### [DIRECTIVE]
Give the data below again, word for word.

### [SOURCE DATA]

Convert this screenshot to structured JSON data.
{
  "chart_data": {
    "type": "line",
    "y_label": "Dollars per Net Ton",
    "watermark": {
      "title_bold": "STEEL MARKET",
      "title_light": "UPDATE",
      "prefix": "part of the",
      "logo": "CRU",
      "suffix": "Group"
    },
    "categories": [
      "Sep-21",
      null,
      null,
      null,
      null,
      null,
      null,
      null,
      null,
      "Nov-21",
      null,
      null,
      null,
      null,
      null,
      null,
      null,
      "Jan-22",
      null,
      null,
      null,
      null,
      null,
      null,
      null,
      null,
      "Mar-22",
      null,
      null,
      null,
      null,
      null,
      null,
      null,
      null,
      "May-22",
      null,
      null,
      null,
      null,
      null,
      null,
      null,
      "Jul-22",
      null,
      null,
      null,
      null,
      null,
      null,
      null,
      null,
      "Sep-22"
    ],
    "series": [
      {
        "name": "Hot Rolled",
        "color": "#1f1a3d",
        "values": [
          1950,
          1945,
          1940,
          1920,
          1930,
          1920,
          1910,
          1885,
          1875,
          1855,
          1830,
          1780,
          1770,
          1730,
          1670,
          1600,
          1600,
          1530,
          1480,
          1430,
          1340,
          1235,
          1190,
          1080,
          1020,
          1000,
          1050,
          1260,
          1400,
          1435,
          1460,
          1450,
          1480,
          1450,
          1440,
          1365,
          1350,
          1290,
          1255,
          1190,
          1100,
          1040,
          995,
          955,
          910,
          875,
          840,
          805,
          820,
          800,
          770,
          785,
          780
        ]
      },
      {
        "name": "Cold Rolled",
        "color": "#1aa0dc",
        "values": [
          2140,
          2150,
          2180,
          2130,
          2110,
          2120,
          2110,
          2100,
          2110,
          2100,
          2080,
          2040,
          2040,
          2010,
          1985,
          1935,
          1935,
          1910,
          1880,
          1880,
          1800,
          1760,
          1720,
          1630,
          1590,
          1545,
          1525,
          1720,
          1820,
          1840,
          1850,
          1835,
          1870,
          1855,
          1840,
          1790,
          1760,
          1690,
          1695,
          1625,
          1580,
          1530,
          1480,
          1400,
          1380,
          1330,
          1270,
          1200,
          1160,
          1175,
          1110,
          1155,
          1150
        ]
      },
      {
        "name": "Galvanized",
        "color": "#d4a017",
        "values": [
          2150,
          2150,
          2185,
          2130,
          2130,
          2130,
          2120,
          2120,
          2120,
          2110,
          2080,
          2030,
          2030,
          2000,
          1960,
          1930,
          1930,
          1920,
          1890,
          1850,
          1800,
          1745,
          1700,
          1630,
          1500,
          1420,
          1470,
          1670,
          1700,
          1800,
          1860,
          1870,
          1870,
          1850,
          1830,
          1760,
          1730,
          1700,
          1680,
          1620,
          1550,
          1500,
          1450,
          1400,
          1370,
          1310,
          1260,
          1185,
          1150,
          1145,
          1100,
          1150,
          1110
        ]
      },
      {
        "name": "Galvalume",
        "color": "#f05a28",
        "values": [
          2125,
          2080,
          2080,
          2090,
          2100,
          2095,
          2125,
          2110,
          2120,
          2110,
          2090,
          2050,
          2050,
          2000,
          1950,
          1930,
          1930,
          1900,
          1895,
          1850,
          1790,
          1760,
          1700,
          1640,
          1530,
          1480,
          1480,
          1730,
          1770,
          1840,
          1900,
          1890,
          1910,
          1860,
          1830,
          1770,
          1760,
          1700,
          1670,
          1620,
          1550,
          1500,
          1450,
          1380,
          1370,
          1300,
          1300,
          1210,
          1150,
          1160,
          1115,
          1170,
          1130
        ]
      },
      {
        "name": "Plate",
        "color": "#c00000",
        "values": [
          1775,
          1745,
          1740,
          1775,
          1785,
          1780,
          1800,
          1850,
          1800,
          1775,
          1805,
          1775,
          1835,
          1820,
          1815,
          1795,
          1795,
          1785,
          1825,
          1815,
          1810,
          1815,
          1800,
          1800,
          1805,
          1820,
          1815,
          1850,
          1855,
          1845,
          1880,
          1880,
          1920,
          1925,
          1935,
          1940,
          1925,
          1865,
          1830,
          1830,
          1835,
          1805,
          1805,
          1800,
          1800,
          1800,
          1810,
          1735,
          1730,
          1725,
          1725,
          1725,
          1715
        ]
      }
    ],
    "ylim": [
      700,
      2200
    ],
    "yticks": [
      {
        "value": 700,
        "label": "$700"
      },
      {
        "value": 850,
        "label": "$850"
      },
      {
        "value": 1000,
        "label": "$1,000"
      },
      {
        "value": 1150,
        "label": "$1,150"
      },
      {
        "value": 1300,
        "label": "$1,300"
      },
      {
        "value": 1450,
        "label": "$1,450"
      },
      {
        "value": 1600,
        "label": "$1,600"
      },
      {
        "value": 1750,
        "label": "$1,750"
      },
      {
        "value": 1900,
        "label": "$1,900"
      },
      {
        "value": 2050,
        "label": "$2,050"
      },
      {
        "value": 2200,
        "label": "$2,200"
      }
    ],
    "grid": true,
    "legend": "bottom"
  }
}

### [RESULT OF THE TASK]
Convert this screenshot to structured JSON data.
{
  "chart_data": {
    "type": "line",
    "y_label": "Dollars per Net Ton",
    "watermark": {
      "title_bold": "STEEL MARKET",
      "title_light": "UPDATE",
      "prefix": "part of the",
      "logo": "CRU",
      "suffix": "Group"
    },
    "categories": [
      "Sep-21",
      null,
      null,
      null,
      null,
      null,
      null,
      null,
      null,
      "Nov-21",
      null,
      null,
      null,
      null,
      null,
      null,
      null,
      "Jan-22",
      null,
      null,
      null,
      null,
      null,
      null,
      null,
      null,
      "Mar-22",
      null,
      null,
      null,
      null,
      null,
      null,
      null,
      null,
      "May-22",
      null,
      null,
      null,
      null,
      null,
      null,
      null,
      "Jul-22",
      null,
      null,
      null,
      null,
      null,
      null,
      null,
      null,
      "Sep-22"
    ],
    "series": [
      {
        "name": "Hot Rolled",
        "color": "#1f1a3d",
        "values": [
          1950,
          1945,
          1940,
          1920,
          1930,
          1920,
          1910,
          1885,
          1875,
          1855,
          1830,
          1780,
          1770,
          1730,
          1670,
          1600,
          1600,
          1530,
          1480,
          1430,
          1340,
          1235,
          1190,
          1080,
          1020,
          1000,
          1050,
          1260,
          1400,
          1435,
          1460,
          1450,
          1480,
          1450,
          1440,
          1365,
          1350,
          1290,
          1255,
          1190,
          1100,
          1040,
          995,
          955,
          910,
          875,
          840,
          805,
          820,
          800,
          770,
          785,
          780
        ]
      },
      {
        "name": "Cold Rolled",
        "color": "#1aa0dc",
        "values": [
          2140,
          2150,
          2180,
          2130,
          2110,
          2120,
          2110,
          2100,
          2110,
          2100,
          2080,
          2040,
          2040,
          2010,
          1985,
          1935,
          1935,
          1910,
          1880,
          1880,
          1800,
          1760,
          1720,
          1630,
          1590,
          1545,
          1525,
          1720,
          1820,
          1840,
          1850,
          1835,
          1870,
          1855,
          1840,
          1790,
          1760,
          1690,
          1695,
          1625,
          1580,
          1530,
          1480,
          1400,
          1380,
          1330,
          1270,
          1200,
          1160,
          1175,
          1110,
          1155,
          1150
        ]
      },
      {
        "name": "Galvanized",
        "color": "#d4a017",
        "values": [
          2150,
          2150,
          2185,
          2130,
          2130,
          2130,
          2120,
          2120,
          2120,
          2110,
          2080,
          2030,
          2030,
          2000,
          1960,
          1930,
          1930,
          1920,
          1890,
          1850,
          1800,
          1745,
          1700,
          1630,
          1500,
          1420,
          1470,
          1670,
          1700,
          1800,
          1860,
          1870,
          1870,
          1850,
          1830,
          1760,
          1730,
          1700,
          1680,
          1620,
          1550,
          1500,
          1450,
          1400,
          1370,
          1310,
          1260,
          1185,
          1150,
          1145,
          1100,
          1150,
          1110
        ]
      },
      {
        "name": "Galvalume",
        "color": "#f05a28",
        "values": [
          2125,
          2080,
          2080,
          2090,
          2100,
          2095,
          2125,
          2110,
          2120,
          2110,
          2090,
          2050,
          2050,
          2000,
          1950,
          1930,
          1930,
          1900,
          1895,
          1850,
          1790,
          1760,
          1700,
          1640,
          1530,
          1480,
          1480,
          1730,
          1770,
          1840,
          1900,
          1890,
          1910,
          1860,
          1830,
          1770,
          1760,
          1700,
          1670,
          1620,
          1550,
          1500,
          1450,
          1380,
          1370,
          1300,
          1300,
          1210,
          1150,
          1160,
          1115,
          1170,
          1130
        ]
      },
      {
        "name": "Plate",
        "color": "#c00000",
        "values": [
          1775,
          1745,
          1740,
          1775,
          1785,
          1780,
          1800,
          1850,
          1800,
          1775,
          1805,
          1775,
          1835,
          1820,
          1815,
          1795,
          1795,
          1785,
          1825,
          1815,
          1810,
          1815,
          1800,
          1800,
          1805,
          1820,
          1815,
          1850,
          1855,
          1845,
          1880,
          1880,
          1920,
          1925,
          1935,
          1940,
          1925,
          1865,
          1830,
          1830,
          1835,
          1805,
          1805,
          1800,
          1800,
          1800,
          1810,
          1735,
          1730,
          1725,
          1725,
          1725,
          1715
        ]
      }
    ],
    "ylim": [
      700,
      2200
    ],
    "yticks": [
      {
        "value": 700,
        "label": "$700"
      },
      {
        "value": 850,
        "label": "$850"
      },
      {
        "value": 1000,
        "label": "$1,000"
      },
      {
        "value": 1150,
        "label": "$1,150"
      },
      {
        "value": 1300,
        "label": "$1,300"
      },
      {
        "value": 1450,
        "label": "$1,450"
      },
      {
        "value": 1600,
        "label": "$1,600"
      },
      {
        "value": 1750,
        "label": "$1,750"
      },
      {
        "value": 1900,
        "label": "$1,900"
      },
      {
        "value": 2050,
        "label": "$2,050"
      },
      {
        "value": 2200,
        "label": "$2,200"
      }
    ],
    "grid": true,
    "legend": "bottom"
  }
}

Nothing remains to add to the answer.